## Votre consigne
Pouvez-vous écrire la suite du texte ci-dessous sur le riz et le paracétamol, en reprenant juste après sa dernière phrase ?

## Texte fourni
========
Après le riz, le paracétamol

Déjà en septembre 2012, la FDA s’en prenait au riz qui pourrait contenir de l’arsenic. Cette alerte poussa le Ministère la Santé danois à publier une recommandation en mai 2013 que nous avions relayée et analysée dans nos pages dans l’article de Paule Neyrat « De l’arsenic dans notre assiette » (https://www.e-sante.fr/arsenic-dans-notre-assiette/actualite/1835). Nous avions bien entendu essayé d’en dégager des conseils pratiques pour continuer à manger du riz comme avant : il n’y a vraiment pas lieu de se faire peur pour un peu d’arsenic, composé qui est très commun dans la nature.

Ce mois d’août, la FDA pousse le bouchon encore plus loin de mon point de vue : elle signale que des cas graves d’atteintes cutanées ont été observés avec le paracétamol, l’antalgique le plus utilisé au monde et donné à tous les patients, sans aucune contre-indication en dehors des exceptionnelles allergies. Elle aurait ainsi colligé, entre 1969 et 2012, 91 cas de syndrome de Lyell et 16 cas de pustulose exanthématique aiguë généralisée (PEAG). Ces 107 cas ont entraîné 67 hospitalisations et 12 décès. Si je calcule bien, 12 décès en 43 ans, cela fait un décès tous les 3-4 ans aux États-Unis, soit un cas tous les 18 ans en France ou encore un tous les siècles en Belgique.
========
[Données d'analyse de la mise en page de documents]
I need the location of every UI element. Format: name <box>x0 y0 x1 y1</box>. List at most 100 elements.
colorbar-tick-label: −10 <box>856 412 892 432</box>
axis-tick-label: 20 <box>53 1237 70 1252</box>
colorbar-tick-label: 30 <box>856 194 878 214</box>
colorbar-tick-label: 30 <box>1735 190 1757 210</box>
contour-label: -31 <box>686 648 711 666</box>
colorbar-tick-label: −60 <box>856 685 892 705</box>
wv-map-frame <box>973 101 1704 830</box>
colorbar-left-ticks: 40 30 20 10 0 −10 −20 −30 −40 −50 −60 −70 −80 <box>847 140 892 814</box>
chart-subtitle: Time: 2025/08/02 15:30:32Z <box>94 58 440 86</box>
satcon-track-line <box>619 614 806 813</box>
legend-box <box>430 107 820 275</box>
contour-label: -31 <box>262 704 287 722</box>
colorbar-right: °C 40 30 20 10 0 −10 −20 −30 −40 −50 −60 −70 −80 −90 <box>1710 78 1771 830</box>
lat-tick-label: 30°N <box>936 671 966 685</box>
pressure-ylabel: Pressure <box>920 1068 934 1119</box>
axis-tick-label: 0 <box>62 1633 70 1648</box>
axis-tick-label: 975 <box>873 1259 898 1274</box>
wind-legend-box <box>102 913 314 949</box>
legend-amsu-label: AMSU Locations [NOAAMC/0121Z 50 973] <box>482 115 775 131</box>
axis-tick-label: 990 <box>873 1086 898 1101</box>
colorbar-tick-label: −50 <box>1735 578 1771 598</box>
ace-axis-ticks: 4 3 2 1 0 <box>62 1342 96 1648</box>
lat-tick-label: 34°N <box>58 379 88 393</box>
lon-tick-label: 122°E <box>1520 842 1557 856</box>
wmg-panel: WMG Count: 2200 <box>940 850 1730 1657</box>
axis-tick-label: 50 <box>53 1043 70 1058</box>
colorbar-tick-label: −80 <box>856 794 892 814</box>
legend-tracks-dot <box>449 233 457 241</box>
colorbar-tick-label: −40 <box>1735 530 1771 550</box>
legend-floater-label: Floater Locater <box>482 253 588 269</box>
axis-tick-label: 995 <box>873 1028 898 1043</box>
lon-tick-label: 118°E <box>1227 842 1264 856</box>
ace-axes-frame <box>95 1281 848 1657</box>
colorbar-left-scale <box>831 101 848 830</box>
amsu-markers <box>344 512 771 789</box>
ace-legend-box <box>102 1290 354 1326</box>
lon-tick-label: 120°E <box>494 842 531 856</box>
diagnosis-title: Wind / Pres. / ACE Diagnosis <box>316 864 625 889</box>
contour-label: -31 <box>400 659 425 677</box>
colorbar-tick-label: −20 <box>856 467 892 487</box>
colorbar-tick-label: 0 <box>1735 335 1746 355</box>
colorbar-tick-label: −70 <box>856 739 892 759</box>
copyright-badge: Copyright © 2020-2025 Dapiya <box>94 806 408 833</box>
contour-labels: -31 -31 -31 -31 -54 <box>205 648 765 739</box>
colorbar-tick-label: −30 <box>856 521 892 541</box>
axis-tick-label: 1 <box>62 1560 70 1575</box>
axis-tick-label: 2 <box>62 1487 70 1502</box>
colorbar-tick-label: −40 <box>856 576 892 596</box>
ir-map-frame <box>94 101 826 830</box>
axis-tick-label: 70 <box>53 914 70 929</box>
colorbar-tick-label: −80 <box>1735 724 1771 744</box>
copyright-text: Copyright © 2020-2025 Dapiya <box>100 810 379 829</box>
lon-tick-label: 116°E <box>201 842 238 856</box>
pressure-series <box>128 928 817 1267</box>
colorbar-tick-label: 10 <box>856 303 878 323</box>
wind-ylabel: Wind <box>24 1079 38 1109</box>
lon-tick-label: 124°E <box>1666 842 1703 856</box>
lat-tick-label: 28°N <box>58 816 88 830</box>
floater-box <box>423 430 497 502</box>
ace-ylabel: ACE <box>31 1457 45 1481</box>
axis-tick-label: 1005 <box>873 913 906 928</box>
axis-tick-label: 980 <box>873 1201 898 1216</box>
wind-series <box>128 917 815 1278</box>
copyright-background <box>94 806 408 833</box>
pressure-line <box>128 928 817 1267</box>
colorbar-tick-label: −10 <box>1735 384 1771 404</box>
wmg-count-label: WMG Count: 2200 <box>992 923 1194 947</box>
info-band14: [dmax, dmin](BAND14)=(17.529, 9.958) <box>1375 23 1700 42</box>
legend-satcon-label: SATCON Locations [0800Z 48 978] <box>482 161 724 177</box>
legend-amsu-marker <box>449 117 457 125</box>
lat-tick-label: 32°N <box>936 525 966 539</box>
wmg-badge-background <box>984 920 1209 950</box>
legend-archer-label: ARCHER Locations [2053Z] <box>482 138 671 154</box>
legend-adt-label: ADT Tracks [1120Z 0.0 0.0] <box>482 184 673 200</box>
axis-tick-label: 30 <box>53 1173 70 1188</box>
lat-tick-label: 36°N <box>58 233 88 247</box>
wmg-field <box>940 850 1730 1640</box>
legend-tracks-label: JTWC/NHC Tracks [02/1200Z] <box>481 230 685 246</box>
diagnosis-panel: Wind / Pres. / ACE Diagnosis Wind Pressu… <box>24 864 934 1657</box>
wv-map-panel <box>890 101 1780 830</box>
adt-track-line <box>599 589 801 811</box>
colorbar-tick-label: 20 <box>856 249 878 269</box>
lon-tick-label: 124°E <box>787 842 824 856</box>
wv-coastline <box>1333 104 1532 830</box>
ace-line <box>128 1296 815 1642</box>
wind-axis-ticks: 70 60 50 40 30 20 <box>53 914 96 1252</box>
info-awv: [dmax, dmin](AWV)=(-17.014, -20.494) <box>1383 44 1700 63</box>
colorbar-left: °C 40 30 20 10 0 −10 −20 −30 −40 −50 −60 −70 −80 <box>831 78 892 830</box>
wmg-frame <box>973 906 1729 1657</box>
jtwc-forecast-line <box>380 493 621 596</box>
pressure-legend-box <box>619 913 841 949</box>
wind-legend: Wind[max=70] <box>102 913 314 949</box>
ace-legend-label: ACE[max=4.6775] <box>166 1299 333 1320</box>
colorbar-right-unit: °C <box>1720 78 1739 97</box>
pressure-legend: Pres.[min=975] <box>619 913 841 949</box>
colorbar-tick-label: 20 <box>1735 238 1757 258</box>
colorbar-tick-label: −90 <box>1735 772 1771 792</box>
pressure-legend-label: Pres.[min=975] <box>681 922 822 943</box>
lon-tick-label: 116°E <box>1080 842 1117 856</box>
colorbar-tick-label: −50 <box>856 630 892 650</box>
========
## Résultat obtenu
Autrement dit, on peut continuer tranquillement à prendre notre paracétamol, sans aucune arrière-pensée et on peut aussi jouer au loto, car les chances de gagner le gros lot sont nettement supérieures à celles de subir une telle complication, même mortelle. En effet, on observe pratiquement un nouveau millionnaire grâce au loto chaque semaine !

Le même prétexte pour retirer du marché le Dextropropoxyphène

Ce que je trouve inquiétant avec ce qu’il faut bien appeler une dérive de la peur, c’est que ces arguments sont ensuite repris soit par des Cassandres de la presse à sensation médicale, soit par les autorités à la recherche de prétextes pour interdire un médicament. C’est ainsi que l’an dernier de nombreux rhumatologues nous ont avertis que les autorités retiraient du marché le Dextropropoxyphène, l’anti-inflammatoire le plus puissant du marché, jusque là indispensable pour soulager les formes graves de polyarthrite rhumatoïde.

Là encore c’était le syndrome de Lyell qui était mis en exergue, bien que les rhumatologues affirmaient n’en avoir jamais vu de leur carrière. Pis, faute de Dextropropoxyphène, les spécialistes sont maintenant amenés à prescrire des molécules nettement plus puissantes, plus chères, et moins bien tolérées.

Se méfier de l’abus du principe de précaution

On se demande bien de quoi les administrations veulent nous protéger. À moins qu’il faille mettre ces excès sur le compte du principe de précaution, dont l’usage deviendrait progressivement abusif.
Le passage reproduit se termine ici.